→ PROVIDED TEXT:
BEGIN

Dr Harvey Ho is a Research Fellow in the Bioengineering Institute of The University of Auckland. His research interests include image computing, mathematical modelling and Internet of Things. He was the manager of the Silver Fern Farms lamb carcass modelling project (2013-2015), and was the consultant for Livestock Improvements Corp on Computer vision and 3D modelling (2016-2017). His specific interest in the food safety area is about Big Data and information system construction. His connections in China include meat quality and saftey experts in Nanjing Agricultural University (Prof Xinlian Xu) and Qingdao Agricultural University (Prof Jinxing Sun).
Dr Pete Jolly is the Leader of the International Development Group in the Institute of Veterinary, Animal and Biomedical Sciences at Massey University in New Zealand. He is responsible for fostering strategic international relationships and for developing and delivering education and research programs with a particular emphasis on interdisciplinary approaches and One Health. Pete is a veterinarian and holds a PhD from James Cook University of North Queensland, Australia, a Bachelor of Philosophy in Virology and a Bachelor of Veterinary Science (with distinction) from Massey University.
Cory Matthew is a Professor in Agronomy in the Institute of Agriculture and Environment, Massey University.
Cory commenced employment at Masssey University in 1984 and has a wide ranging research and publication portfolio in various aspects of pasture husbandry, pasture management, plant improvement, forage plant physiology and farm systems configuration, and has supervised 15 PhD students in the last two decades. His food safety interests are in the area of ecotoxicology. Several publications on this topic have been co-authored with researchers at Shanghai Jiao Tong University. He is particularly interested in the potential for side effects from trace residues of agricultural chemicals reaching the environment, and in identifying cases of synergy where the presence of one residue exacerbates the environmental impacts of another.
Professor Indrawati Oey is in the Food Science Department at the University of Otago. Her research expertise is postharvest and novel food processing technologies particularly advanced heating, high pressure and pulsed electric fields. She is interested in developing smart innovative approaches and technologies to produce clean label, safe, nutritious, fresh-like and flavoursome foods in a sustainable way. She has worked with a wide range of food companies on fruits and vegetables, beverage, seafood, meat and wine related projects and processing equipment companies.
Prior to joining University of Otago, she worked for Research Foundation-Flanders (Belgium) for 8 years. She was the Chair of Training and Career Development for European Union-funded NovelQ project (Novel processing methods for the production and distribution of high-quality and safe foods). She is a Fellow of the New Zealand Institute of Food Science and Technology (NZIFST) and a professional member of the Institute of Food Technologists (IFT). She is currently the Principal Investigator of Riddet Institute Center of Research Excellence and the theme leader for Ag@Otago in the area of Adding Value. She has published more than 300 publications including international peer-reviewed articles, book chapters, oral and poster presentations and industry project reports.

END

→ RAW DATA:
BEGIN

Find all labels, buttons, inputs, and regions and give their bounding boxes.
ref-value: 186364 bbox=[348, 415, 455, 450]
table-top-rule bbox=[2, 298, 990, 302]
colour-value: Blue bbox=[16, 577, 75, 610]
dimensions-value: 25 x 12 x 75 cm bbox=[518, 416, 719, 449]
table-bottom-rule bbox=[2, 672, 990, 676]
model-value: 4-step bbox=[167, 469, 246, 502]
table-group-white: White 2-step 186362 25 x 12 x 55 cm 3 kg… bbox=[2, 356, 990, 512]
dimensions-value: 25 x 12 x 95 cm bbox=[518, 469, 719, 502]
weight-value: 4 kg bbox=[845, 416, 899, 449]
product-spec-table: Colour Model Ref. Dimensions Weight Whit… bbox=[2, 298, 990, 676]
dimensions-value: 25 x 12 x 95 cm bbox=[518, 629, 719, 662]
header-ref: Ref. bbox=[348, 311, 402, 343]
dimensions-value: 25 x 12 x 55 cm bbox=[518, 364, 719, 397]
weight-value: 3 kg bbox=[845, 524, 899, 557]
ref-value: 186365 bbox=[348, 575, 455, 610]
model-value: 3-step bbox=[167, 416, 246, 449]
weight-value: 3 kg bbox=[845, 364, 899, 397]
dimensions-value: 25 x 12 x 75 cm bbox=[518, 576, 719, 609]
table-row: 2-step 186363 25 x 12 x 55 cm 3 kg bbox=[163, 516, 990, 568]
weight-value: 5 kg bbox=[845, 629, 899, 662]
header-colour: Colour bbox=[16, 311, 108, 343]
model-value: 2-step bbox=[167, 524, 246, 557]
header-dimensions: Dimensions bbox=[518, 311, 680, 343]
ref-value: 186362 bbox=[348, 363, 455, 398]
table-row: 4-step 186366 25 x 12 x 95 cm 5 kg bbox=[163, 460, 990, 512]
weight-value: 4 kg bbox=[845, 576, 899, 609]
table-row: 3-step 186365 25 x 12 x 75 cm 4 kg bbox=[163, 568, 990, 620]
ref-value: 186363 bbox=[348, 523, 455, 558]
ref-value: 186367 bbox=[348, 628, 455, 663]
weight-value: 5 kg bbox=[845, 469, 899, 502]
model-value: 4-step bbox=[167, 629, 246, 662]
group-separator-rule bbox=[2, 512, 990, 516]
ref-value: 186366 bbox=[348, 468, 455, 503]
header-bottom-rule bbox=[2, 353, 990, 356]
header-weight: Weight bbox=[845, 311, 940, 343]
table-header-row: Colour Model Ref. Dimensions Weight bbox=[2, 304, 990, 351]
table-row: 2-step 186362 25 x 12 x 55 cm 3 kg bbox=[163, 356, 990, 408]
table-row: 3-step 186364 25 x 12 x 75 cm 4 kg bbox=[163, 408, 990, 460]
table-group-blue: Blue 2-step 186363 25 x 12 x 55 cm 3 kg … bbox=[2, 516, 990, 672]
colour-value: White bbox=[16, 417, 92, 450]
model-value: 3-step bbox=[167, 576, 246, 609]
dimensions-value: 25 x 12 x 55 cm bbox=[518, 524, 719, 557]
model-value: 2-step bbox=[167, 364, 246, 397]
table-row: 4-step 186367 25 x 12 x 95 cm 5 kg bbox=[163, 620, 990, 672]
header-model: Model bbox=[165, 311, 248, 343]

END

→ REQUIREMENT 1: Translate this sentence from the researcher profiles into Spanish: "Cory Matthew is a Professor in Agronomy in the Institute of Agriculture and Environment, Massey University."
→ REQUIREMENT 2: According to the researcher profiles, how many years did Indrawati Oey work for Research Foundation-Flanders before joining the University of Otago?
→ REQUIREMENT 3: Carry on the researcher profiles from the point where they end.

→ RESPONSE BOX 1: Cory Matthew es profesor de Agronomía en el Instituto de Agricultura y Medio Ambiente de la Universidad Massey.

→ RESPONSE BOX 2: She worked there for 8 years.

→ RESPONSE BOX 3:
Assoc. Professor Siew-Young Quek is the Director of Food Science Programme at The University of Auckland, New Zealand. She graduated with a PhD degree from The School of Chemical Engineering, University of Birmingham (UK) in 1999. Her research interests are in food science & technology with a focus on bioactives, functional food and fats & oils. Current work includes microencapsulation of bioactives components for delivery through functional foods, extraction & characterisation of bioactives/ functional ingredients from waste by-products, processing & food quality, and food product development. She has published more than 200 journals articles and conference proceedings, 4 book chapters and delivered 30 reports for industries. She has received numerous awards in recognition of her research and teaching activities including the 100-Talent Programme of Hunan Province (China), Shanghai Outstanding Overseas Scholar (China), Gold medal at the Geneva International Exhibition of Invention, New Technology & Products, University Invention & Research Competition in Malaysia, Top 100 NZ Food Technologists and The University of Auckland Excellence in Teaching Award. She is a fellow of the New Zealand Institute of Food Science and Technology.
David’s expertise is in supply chain and operations management. He has a particular interest in China, retail, and perishable items. He co-directs the Consortium for Operational Excellence in Retailing – Greater China, and is a Beachheads Advisor for NZTE.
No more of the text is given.